> **GIVEN DATA**:
'''
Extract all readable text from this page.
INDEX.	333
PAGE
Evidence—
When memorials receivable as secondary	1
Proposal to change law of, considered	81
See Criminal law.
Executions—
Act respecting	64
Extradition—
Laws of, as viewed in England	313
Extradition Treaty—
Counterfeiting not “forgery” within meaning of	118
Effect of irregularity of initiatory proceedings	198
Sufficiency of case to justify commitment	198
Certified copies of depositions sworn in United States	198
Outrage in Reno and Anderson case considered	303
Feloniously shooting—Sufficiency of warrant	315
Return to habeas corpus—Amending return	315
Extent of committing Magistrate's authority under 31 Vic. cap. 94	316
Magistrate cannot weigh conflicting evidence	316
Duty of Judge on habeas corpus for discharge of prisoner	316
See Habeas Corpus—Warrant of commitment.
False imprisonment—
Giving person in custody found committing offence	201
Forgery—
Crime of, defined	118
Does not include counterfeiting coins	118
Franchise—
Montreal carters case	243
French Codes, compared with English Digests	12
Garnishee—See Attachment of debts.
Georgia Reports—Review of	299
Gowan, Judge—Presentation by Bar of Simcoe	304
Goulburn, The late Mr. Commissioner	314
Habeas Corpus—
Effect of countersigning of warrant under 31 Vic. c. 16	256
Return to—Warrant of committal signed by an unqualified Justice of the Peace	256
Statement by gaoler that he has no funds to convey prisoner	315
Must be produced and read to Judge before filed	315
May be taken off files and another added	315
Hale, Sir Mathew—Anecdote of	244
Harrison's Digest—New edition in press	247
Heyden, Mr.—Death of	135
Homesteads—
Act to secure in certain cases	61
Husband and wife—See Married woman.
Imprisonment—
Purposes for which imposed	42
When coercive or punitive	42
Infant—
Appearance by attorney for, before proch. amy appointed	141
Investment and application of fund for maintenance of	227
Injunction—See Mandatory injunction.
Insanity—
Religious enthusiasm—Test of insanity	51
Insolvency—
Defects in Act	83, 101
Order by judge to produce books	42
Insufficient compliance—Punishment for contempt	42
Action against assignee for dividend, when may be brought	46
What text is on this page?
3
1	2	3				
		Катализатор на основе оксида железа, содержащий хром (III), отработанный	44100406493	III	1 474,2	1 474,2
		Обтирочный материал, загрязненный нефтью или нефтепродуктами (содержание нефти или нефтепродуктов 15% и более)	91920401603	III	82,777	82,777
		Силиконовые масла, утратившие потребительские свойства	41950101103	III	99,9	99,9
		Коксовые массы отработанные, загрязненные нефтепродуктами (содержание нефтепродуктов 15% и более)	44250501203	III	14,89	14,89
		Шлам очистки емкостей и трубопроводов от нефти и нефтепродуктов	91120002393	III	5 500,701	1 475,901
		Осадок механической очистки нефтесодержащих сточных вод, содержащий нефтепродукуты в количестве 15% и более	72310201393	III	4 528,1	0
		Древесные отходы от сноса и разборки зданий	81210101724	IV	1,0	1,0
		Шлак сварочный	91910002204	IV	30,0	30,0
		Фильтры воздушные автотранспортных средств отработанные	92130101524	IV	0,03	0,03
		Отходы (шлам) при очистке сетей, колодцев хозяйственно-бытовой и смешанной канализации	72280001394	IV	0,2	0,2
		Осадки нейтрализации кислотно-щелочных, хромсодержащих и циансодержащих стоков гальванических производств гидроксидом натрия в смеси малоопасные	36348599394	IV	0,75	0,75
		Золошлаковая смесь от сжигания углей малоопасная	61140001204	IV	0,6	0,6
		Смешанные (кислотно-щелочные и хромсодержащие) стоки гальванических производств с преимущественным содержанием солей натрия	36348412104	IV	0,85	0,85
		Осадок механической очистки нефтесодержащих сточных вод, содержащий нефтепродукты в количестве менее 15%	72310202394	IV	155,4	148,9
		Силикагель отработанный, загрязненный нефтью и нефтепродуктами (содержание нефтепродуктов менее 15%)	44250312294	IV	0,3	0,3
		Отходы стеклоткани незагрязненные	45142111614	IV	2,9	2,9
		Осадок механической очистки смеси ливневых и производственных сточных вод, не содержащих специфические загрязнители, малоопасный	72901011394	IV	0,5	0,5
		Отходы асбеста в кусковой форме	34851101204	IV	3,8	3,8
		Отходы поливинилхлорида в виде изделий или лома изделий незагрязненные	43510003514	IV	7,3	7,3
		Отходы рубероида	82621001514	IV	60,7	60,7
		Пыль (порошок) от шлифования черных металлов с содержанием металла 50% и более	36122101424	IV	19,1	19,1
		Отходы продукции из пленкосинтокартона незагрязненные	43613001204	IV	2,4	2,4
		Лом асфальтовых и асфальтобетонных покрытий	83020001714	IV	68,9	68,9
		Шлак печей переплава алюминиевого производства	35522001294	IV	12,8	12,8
'''
> **AIM**: Using the listing above, please repeat every entry exactly.

> **OUTPUT OF THE EXERCISE**:
Extract all readable text from this page.
INDEX.	333
PAGE
Evidence—
When memorials receivable as secondary	1
Proposal to change law of, considered	81
See Criminal law.
Executions—
Act respecting	64
Extradition—
Laws of, as viewed in England	313
Extradition Treaty—
Counterfeiting not “forgery” within meaning of	118
Effect of irregularity of initiatory proceedings	198
Sufficiency of case to justify commitment	198
Certified copies of depositions sworn in United States	198
Outrage in Reno and Anderson case considered	303
Feloniously shooting—Sufficiency of warrant	315
Return to habeas corpus—Amending return	315
Extent of committing Magistrate's authority under 31 Vic. cap. 94	316
Magistrate cannot weigh conflicting evidence	316
Duty of Judge on habeas corpus for discharge of prisoner	316
See Habeas Corpus—Warrant of commitment.
False imprisonment—
Giving person in custody found committing offence	201
Forgery—
Crime of, defined	118
Does not include counterfeiting coins	118
Franchise—
Montreal carters case	243
French Codes, compared with English Digests	12
Garnishee—See Attachment of debts.
Georgia Reports—Review of	299
Gowan, Judge—Presentation by Bar of Simcoe	304
Goulburn, The late Mr. Commissioner	314
Habeas Corpus—
Effect of countersigning of warrant under 31 Vic. c. 16	256
Return to—Warrant of committal signed by an unqualified Justice of the Peace	256
Statement by gaoler that he has no funds to convey prisoner	315
Must be produced and read to Judge before filed	315
May be taken off files and another added	315
Hale, Sir Mathew—Anecdote of	244
Harrison's Digest—New edition in press	247
Heyden, Mr.—Death of	135
Homesteads—
Act to secure in certain cases	61
Husband and wife—See Married woman.
Imprisonment—
Purposes for which imposed	42
When coercive or punitive	42
Infant—
Appearance by attorney for, before proch. amy appointed	141
Investment and application of fund for maintenance of	227
Injunction—See Mandatory injunction.
Insanity—
Religious enthusiasm—Test of insanity	51
Insolvency—
Defects in Act	83, 101
Order by judge to produce books	42
Insufficient compliance—Punishment for contempt	42
Action against assignee for dividend, when may be brought	46
What text is on this page?
3
1	2	3				
		Катализатор на основе оксида железа, содержащий хром (III), отработанный	44100406493	III	1 474,2	1 474,2
		Обтирочный материал, загрязненный нефтью или нефтепродуктами (содержание нефти или нефтепродуктов 15% и более)	91920401603	III	82,777	82,777
		Силиконовые масла, утратившие потребительские свойства	41950101103	III	99,9	99,9
		Коксовые массы отработанные, загрязненные нефтепродуктами (содержание нефтепродуктов 15% и более)	44250501203	III	14,89	14,89
		Шлам очистки емкостей и трубопроводов от нефти и нефтепродуктов	91120002393	III	5 500,701	1 475,901
		Осадок механической очистки нефтесодержащих сточных вод, содержащий нефтепродукуты в количестве 15% и более	72310201393	III	4 528,1	0
		Древесные отходы от сноса и разборки зданий	81210101724	IV	1,0	1,0
		Шлак сварочный	91910002204	IV	30,0	30,0
		Фильтры воздушные автотранспортных средств отработанные	92130101524	IV	0,03	0,03
		Отходы (шлам) при очистке сетей, колодцев хозяйственно-бытовой и смешанной канализации	72280001394	IV	0,2	0,2
		Осадки нейтрализации кислотно-щелочных, хромсодержащих и циансодержащих стоков гальванических производств гидроксидом натрия в смеси малоопасные	36348599394	IV	0,75	0,75
		Золошлаковая смесь от сжигания углей малоопасная	61140001204	IV	0,6	0,6
		Смешанные (кислотно-щелочные и хромсодержащие) стоки гальванических производств с преимущественным содержанием солей натрия	36348412104	IV	0,85	0,85
		Осадок механической очистки нефтесодержащих сточных вод, содержащий нефтепродукты в количестве менее 15%	72310202394	IV	155,4	148,9
		Силикагель отработанный, загрязненный нефтью и нефтепродуктами (содержание нефтепродуктов менее 15%)	44250312294	IV	0,3	0,3
		Отходы стеклоткани незагрязненные	45142111614	IV	2,9	2,9
		Осадок механической очистки смеси ливневых и производственных сточных вод, не содержащих специфические загрязнители, малоопасный	72901011394	IV	0,5	0,5
		Отходы асбеста в кусковой форме	34851101204	IV	3,8	3,8
		Отходы поливинилхлорида в виде изделий или лома изделий незагрязненные	43510003514	IV	7,3	7,3
		Отходы рубероида	82621001514	IV	60,7	60,7
		Пыль (порошок) от шлифования черных металлов с содержанием металла 50% и более	36122101424	IV	19,1	19,1
		Отходы продукции из пленкосинтокартона незагрязненные	43613001204	IV	2,4	2,4
		Лом асфальтовых и асфальтобетонных покрытий	83020001714	IV	68,9	68,9
		Шлак печей переплава алюминиевого производства	35522001294	IV	12,8	12,8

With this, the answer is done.